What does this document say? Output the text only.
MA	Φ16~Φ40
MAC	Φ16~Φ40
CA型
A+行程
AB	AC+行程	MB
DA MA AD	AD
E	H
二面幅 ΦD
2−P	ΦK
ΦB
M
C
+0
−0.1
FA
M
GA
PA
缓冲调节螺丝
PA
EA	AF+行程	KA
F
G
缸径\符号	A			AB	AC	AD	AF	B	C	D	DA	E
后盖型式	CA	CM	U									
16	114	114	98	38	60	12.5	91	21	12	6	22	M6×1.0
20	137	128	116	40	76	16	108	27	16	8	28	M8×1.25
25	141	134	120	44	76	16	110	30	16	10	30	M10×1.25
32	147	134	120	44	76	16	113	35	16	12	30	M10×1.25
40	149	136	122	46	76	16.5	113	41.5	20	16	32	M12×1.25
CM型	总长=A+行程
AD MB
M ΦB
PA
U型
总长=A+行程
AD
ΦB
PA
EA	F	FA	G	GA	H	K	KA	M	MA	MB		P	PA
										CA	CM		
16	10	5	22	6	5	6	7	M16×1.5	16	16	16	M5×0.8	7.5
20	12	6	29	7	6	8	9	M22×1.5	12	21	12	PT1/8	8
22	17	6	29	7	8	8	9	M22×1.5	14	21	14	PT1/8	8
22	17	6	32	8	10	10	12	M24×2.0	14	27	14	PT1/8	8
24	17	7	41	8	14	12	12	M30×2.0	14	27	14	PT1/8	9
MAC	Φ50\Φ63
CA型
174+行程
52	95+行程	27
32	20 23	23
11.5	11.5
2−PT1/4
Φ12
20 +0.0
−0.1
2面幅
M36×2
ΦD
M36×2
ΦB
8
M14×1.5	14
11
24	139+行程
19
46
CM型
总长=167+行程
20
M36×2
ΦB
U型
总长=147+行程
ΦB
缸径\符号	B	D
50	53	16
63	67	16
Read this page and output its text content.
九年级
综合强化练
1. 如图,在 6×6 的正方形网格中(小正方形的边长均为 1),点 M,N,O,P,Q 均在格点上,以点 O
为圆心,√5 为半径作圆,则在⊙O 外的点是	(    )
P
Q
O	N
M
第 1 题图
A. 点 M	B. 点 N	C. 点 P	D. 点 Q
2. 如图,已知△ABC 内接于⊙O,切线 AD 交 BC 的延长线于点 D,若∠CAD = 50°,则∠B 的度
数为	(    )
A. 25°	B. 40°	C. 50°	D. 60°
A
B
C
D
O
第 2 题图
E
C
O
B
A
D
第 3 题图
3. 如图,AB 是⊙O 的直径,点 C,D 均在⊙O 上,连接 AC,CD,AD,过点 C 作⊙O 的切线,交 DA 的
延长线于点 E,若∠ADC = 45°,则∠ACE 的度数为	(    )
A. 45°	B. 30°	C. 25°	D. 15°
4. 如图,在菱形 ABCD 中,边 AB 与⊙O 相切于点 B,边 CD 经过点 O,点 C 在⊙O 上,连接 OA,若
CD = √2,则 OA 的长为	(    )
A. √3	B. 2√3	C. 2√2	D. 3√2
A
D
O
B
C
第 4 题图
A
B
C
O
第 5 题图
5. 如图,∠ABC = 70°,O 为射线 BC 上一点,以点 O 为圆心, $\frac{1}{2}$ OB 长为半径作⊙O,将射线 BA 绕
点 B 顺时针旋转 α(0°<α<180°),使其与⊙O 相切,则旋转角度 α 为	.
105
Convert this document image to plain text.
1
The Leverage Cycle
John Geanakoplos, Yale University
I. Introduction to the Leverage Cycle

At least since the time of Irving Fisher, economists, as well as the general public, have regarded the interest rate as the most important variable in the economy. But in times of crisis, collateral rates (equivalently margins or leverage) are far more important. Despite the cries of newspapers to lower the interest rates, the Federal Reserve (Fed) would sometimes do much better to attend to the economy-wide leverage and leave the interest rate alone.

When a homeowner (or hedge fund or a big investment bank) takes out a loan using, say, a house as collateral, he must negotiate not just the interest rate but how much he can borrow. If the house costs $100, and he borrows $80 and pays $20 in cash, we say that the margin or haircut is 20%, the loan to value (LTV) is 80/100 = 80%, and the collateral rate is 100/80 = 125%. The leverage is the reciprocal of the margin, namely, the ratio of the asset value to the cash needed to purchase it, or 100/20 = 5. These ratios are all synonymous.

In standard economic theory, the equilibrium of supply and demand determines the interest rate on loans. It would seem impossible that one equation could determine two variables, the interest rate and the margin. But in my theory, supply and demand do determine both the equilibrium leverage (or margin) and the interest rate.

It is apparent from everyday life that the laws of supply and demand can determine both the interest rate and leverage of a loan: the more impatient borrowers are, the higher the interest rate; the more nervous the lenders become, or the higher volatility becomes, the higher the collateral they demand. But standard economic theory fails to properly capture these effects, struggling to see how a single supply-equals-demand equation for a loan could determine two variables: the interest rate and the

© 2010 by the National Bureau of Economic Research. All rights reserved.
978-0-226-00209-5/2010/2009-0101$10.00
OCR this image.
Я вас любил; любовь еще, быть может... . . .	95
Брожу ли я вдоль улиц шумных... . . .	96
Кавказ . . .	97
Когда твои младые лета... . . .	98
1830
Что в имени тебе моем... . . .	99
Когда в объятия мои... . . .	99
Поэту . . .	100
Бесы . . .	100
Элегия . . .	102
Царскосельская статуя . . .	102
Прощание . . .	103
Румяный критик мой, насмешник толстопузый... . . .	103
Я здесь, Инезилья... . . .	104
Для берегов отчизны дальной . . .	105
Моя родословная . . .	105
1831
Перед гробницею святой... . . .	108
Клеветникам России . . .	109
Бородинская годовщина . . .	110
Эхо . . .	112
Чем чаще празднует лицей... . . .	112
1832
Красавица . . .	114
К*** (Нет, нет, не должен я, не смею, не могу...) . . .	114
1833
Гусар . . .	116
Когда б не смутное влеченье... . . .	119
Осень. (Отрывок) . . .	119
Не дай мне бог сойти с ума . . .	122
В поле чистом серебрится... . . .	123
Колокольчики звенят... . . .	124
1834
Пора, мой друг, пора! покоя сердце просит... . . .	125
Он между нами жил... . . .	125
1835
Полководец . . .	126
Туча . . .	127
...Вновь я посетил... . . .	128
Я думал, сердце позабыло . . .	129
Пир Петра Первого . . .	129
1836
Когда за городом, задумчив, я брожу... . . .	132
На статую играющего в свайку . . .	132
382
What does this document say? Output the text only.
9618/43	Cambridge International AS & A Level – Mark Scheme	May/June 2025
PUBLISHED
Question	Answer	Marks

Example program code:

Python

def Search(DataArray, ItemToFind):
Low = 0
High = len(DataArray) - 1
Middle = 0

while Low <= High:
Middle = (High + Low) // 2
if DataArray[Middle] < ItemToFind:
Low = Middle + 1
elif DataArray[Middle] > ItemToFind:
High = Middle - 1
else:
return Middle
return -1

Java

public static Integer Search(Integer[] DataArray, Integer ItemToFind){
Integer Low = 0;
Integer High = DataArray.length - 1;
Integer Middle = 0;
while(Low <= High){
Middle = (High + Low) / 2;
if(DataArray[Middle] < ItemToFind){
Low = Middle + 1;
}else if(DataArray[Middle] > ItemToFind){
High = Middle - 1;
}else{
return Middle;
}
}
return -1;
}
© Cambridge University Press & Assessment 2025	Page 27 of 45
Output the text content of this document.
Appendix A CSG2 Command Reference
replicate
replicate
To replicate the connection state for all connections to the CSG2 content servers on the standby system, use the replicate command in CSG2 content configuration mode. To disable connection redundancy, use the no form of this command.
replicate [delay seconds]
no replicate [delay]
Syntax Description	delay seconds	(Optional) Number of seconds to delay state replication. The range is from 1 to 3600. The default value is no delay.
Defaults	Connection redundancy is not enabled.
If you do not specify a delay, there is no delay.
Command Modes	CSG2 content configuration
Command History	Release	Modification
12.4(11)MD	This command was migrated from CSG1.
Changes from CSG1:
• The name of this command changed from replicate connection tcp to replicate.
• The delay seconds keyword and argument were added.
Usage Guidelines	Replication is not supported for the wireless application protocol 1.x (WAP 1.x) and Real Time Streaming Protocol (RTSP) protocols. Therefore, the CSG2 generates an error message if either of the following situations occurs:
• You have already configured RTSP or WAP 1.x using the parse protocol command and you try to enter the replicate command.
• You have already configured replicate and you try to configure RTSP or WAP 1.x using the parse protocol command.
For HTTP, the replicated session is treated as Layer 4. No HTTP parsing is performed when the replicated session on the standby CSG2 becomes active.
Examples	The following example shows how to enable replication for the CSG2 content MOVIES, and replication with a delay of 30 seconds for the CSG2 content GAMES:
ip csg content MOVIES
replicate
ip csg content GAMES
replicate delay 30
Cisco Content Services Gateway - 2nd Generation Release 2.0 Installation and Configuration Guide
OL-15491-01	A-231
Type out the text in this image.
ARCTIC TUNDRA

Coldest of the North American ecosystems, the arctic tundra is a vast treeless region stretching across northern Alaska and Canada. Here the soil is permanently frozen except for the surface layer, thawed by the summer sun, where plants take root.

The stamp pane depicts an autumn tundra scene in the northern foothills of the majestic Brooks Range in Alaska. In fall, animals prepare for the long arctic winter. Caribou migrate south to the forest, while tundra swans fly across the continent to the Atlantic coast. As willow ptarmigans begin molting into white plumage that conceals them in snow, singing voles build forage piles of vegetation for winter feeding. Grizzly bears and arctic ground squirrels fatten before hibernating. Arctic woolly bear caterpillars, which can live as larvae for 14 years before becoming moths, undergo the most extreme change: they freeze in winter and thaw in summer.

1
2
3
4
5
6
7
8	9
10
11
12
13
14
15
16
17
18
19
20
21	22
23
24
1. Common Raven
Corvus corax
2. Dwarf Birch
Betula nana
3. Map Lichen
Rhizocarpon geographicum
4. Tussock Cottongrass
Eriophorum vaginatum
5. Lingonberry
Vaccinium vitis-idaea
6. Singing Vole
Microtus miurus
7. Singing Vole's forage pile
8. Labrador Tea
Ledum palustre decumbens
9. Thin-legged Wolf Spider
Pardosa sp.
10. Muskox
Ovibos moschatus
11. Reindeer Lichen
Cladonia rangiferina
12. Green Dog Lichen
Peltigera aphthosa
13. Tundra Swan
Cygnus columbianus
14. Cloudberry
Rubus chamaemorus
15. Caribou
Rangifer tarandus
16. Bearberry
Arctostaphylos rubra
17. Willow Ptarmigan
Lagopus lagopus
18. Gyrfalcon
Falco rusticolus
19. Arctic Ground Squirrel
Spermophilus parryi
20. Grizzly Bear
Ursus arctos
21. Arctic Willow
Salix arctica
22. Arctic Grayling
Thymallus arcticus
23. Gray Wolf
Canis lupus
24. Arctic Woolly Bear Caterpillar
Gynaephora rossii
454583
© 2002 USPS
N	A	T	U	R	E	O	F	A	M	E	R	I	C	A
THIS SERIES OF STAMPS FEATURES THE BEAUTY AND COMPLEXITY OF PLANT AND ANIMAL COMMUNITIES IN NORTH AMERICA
===============
Collect each line containing the string "demand".

**Reply**
In standard economic theory, the equilibrium of supply and demand determines the interest rate on loans. It would seem impossible that one equation could determine two variables, the interest rate and the margin. But in my theory, supply and demand do determine both the equilibrium leverage (or margin) and the interest rate.
It is apparent from everyday life that the laws of supply and demand can determine both the interest rate and leverage of a loan: the more impatient borrowers are, the higher the interest rate; the more nervous the lenders become, or the higher volatility becomes, the higher the collateral they demand. But standard economic theory fails to properly capture these effects, struggling to see how a single supply-equals-demand equation for a loan could determine two variables: the interest rate and the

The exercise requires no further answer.